Figure collection entries
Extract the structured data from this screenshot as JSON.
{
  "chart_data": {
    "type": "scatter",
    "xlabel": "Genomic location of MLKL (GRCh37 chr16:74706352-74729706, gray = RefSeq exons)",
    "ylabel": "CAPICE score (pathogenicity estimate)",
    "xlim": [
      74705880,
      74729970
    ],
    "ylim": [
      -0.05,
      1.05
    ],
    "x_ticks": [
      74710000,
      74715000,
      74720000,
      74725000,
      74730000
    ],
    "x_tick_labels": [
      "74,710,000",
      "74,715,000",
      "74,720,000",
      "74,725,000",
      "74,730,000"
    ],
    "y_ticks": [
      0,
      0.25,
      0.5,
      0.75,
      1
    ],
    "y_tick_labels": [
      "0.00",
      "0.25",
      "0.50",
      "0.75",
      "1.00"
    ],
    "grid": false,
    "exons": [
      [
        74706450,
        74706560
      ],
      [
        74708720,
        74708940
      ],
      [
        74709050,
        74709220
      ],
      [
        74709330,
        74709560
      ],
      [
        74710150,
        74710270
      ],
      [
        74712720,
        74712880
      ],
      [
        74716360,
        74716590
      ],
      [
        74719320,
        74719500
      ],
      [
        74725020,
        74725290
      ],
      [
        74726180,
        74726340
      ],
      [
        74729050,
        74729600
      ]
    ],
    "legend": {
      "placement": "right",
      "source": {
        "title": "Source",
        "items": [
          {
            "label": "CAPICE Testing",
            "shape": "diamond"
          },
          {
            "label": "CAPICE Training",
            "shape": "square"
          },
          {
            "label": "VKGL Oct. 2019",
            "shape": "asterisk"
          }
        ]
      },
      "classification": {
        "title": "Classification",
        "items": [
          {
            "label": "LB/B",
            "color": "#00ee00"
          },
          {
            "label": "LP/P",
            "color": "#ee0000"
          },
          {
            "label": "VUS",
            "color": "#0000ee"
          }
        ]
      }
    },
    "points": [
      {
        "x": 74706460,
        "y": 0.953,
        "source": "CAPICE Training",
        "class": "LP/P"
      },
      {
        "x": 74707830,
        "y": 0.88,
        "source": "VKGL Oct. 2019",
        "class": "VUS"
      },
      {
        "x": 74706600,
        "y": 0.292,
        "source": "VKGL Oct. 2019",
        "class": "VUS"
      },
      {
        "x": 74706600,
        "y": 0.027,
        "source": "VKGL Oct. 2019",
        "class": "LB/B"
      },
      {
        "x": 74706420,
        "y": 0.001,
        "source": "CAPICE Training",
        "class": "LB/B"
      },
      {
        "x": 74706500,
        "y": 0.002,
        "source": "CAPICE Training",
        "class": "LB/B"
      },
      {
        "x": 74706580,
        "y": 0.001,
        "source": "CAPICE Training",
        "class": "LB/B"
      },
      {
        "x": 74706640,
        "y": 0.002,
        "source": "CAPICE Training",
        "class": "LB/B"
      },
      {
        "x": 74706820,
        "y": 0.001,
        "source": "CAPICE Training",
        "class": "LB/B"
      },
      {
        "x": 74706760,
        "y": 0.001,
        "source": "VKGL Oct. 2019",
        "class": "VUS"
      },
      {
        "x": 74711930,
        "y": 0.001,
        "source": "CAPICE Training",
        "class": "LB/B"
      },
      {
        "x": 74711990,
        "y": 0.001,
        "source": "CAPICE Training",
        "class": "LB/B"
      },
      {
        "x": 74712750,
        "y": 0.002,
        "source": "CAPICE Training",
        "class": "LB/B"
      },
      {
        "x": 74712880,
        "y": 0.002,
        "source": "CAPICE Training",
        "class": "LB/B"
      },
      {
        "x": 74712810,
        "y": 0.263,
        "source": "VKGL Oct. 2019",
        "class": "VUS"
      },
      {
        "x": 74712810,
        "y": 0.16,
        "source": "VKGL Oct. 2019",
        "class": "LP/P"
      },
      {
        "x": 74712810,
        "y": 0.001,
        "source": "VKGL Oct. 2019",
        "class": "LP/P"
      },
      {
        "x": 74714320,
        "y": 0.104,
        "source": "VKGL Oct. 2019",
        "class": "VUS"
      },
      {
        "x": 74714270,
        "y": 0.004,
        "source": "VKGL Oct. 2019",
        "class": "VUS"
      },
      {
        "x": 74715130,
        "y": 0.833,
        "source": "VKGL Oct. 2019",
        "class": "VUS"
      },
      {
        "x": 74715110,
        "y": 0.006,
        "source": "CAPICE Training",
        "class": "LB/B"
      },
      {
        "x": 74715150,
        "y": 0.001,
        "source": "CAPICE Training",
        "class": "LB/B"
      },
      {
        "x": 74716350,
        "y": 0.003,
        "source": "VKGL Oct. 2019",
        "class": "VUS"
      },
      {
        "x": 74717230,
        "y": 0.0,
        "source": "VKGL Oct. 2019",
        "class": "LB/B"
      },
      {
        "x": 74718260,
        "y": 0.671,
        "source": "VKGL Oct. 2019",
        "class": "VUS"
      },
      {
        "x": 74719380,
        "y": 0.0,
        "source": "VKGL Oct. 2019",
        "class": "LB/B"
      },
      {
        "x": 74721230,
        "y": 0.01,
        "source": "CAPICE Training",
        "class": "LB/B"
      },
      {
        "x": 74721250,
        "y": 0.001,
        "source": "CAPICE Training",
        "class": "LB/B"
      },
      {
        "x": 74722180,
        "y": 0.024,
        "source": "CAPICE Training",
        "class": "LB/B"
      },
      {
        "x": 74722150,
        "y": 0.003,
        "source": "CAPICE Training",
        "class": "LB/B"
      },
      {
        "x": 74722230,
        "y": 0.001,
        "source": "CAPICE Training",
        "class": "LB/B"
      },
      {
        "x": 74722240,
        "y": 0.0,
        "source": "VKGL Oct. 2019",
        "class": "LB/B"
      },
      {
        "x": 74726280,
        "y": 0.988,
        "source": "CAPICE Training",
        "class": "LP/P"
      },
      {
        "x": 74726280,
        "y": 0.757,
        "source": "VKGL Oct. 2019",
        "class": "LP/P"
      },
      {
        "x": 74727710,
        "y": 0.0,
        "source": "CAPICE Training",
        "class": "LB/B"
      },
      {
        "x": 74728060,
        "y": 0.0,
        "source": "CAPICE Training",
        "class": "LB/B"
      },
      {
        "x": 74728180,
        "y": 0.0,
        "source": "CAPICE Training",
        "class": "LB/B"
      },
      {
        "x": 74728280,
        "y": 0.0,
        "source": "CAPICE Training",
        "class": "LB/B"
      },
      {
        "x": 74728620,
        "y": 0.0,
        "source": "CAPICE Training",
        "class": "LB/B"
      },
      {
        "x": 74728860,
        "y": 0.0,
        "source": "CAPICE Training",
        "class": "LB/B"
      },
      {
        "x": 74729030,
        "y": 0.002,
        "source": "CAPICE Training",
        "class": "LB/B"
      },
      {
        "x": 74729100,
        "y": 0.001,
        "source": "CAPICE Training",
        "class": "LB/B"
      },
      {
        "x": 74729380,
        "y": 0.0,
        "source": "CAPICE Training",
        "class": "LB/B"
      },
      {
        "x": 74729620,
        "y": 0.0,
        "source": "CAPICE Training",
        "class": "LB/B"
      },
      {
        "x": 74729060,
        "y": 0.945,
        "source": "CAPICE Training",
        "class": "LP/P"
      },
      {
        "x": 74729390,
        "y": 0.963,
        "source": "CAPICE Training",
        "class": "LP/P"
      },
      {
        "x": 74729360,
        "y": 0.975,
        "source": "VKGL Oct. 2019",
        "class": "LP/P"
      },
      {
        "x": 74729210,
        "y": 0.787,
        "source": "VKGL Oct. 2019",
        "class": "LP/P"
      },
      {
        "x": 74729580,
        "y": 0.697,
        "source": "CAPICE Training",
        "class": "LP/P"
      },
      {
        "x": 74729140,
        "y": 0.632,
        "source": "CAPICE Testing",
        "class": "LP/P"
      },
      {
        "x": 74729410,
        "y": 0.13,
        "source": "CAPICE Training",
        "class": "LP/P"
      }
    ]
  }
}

Exercise details
Which lines hold the word "shape"? Copy each of them from the records.

Solution to the exercise
            "shape": "diamond"
            "shape": "square"
            "shape": "asterisk"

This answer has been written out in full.